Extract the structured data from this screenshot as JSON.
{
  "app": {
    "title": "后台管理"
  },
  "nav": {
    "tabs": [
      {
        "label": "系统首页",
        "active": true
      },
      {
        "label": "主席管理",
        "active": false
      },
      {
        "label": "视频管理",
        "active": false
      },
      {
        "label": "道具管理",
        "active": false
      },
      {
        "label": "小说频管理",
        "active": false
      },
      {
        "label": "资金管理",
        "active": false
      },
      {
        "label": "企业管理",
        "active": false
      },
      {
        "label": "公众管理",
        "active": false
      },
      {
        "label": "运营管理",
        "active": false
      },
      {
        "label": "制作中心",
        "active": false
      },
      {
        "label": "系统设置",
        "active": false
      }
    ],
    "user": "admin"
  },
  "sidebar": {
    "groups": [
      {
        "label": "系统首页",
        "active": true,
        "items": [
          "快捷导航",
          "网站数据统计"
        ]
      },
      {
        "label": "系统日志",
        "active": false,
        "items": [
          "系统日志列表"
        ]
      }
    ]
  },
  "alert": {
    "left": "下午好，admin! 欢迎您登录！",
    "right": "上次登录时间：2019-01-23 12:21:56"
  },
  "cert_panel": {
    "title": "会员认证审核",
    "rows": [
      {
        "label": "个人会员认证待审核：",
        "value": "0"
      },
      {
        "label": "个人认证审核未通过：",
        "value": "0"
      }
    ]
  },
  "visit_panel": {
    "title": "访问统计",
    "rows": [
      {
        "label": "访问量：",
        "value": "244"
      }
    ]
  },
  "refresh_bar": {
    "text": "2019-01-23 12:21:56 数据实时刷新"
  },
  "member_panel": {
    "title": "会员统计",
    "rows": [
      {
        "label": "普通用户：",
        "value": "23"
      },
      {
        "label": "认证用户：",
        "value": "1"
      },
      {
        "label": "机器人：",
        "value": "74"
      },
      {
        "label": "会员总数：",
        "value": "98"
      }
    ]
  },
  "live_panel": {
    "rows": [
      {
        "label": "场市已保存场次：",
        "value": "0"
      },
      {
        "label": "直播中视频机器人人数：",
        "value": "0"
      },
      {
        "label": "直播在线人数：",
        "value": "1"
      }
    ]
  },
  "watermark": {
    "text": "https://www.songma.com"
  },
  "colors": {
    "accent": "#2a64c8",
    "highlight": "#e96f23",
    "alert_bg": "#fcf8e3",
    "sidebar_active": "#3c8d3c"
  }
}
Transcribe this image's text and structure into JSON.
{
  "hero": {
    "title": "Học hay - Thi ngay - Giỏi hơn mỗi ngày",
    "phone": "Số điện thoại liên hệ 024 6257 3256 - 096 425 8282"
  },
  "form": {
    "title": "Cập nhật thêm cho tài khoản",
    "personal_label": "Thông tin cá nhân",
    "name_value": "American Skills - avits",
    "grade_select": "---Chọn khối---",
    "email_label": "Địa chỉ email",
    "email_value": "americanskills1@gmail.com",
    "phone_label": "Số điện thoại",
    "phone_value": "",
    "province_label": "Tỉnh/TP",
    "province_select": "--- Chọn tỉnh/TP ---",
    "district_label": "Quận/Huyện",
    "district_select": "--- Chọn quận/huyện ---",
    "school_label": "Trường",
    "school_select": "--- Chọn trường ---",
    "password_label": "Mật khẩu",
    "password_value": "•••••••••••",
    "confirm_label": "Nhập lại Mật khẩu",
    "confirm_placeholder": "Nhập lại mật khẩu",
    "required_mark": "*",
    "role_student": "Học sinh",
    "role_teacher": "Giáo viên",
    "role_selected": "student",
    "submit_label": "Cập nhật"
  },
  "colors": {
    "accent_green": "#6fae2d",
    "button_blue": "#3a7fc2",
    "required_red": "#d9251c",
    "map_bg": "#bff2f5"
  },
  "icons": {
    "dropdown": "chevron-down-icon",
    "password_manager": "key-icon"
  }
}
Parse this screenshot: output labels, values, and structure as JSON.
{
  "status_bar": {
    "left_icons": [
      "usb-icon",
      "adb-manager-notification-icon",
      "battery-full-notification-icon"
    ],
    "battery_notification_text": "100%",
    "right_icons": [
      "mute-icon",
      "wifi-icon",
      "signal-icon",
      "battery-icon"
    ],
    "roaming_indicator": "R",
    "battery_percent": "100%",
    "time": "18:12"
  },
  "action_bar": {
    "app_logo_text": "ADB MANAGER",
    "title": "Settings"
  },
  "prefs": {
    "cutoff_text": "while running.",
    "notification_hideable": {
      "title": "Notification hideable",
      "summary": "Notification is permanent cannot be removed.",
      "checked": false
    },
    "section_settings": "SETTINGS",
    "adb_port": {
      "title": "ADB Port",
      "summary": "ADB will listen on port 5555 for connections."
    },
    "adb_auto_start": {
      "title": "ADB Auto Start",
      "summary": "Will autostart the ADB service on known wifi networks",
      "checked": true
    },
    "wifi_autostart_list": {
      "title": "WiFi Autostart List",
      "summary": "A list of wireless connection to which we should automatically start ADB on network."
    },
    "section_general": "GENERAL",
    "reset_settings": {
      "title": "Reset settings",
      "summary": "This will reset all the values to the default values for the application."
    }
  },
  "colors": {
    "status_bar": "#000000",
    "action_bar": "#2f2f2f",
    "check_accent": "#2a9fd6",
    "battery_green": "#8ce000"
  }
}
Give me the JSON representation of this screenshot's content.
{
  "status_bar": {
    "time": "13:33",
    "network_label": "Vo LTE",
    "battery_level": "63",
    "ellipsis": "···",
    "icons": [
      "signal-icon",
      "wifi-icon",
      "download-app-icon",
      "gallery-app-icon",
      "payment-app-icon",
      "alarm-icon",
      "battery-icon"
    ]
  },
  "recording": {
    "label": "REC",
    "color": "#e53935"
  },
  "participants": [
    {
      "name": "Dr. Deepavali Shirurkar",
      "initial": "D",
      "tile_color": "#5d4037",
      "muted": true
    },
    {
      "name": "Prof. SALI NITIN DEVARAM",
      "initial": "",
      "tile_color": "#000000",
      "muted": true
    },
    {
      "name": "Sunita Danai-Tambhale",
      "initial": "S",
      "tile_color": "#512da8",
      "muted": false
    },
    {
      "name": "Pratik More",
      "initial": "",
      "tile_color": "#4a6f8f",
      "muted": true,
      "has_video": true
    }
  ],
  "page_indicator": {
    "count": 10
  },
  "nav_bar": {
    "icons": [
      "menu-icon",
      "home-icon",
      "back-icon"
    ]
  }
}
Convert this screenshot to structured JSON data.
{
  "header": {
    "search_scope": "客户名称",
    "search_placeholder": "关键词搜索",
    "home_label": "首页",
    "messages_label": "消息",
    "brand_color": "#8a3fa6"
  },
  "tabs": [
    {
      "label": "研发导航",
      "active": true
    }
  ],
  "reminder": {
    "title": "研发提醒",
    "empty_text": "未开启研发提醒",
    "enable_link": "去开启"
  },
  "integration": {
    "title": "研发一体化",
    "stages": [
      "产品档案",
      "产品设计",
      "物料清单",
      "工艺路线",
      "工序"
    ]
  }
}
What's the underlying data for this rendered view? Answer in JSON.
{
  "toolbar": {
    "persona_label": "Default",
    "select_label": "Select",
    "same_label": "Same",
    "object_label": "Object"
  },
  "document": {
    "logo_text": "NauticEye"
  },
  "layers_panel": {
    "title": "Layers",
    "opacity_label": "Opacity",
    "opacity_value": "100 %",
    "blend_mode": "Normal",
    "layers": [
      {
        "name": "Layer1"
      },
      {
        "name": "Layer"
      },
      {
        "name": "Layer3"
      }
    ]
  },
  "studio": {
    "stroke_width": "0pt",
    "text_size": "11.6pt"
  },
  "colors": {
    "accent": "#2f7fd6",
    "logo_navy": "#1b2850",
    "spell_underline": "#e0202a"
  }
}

Exercise brief
Using the material above, extract the line that contains "Convert this screenshot" and every line after it, exactly as given; stop at the last line.

Solution for this task
Convert this screenshot to structured JSON data.
{
  "header": {
    "search_scope": "客户名称",
    "search_placeholder": "关键词搜索",
    "home_label": "首页",
    "messages_label": "消息",
    "brand_color": "#8a3fa6"
  },
  "tabs": [
    {
      "label": "研发导航",
      "active": true
    }
  ],
  "reminder": {
    "title": "研发提醒",
    "empty_text": "未开启研发提醒",
    "enable_link": "去开启"
  },
  "integration": {
    "title": "研发一体化",
    "stages": [
      "产品档案",
      "产品设计",
      "物料清单",
      "工艺路线",
      "工序"
    ]
  }
}
What's the underlying data for this rendered view? Answer in JSON.
{
  "toolbar": {
    "persona_label": "Default",
    "select_label": "Select",
    "same_label": "Same",
    "object_label": "Object"
  },
  "document": {
    "logo_text": "NauticEye"
  },
  "layers_panel": {
    "title": "Layers",
    "opacity_label": "Opacity",
    "opacity_value": "100 %",
    "blend_mode": "Normal",
    "layers": [
      {
        "name": "Layer1"
      },
      {
        "name": "Layer"
      },
      {
        "name": "Layer3"
      }
    ]
  },
  "studio": {
    "stroke_width": "0pt",
    "text_size": "11.6pt"
  },
  "colors": {
    "accent": "#2f7fd6",
    "logo_navy": "#1b2850",
    "spell_underline": "#e0202a"
  }
}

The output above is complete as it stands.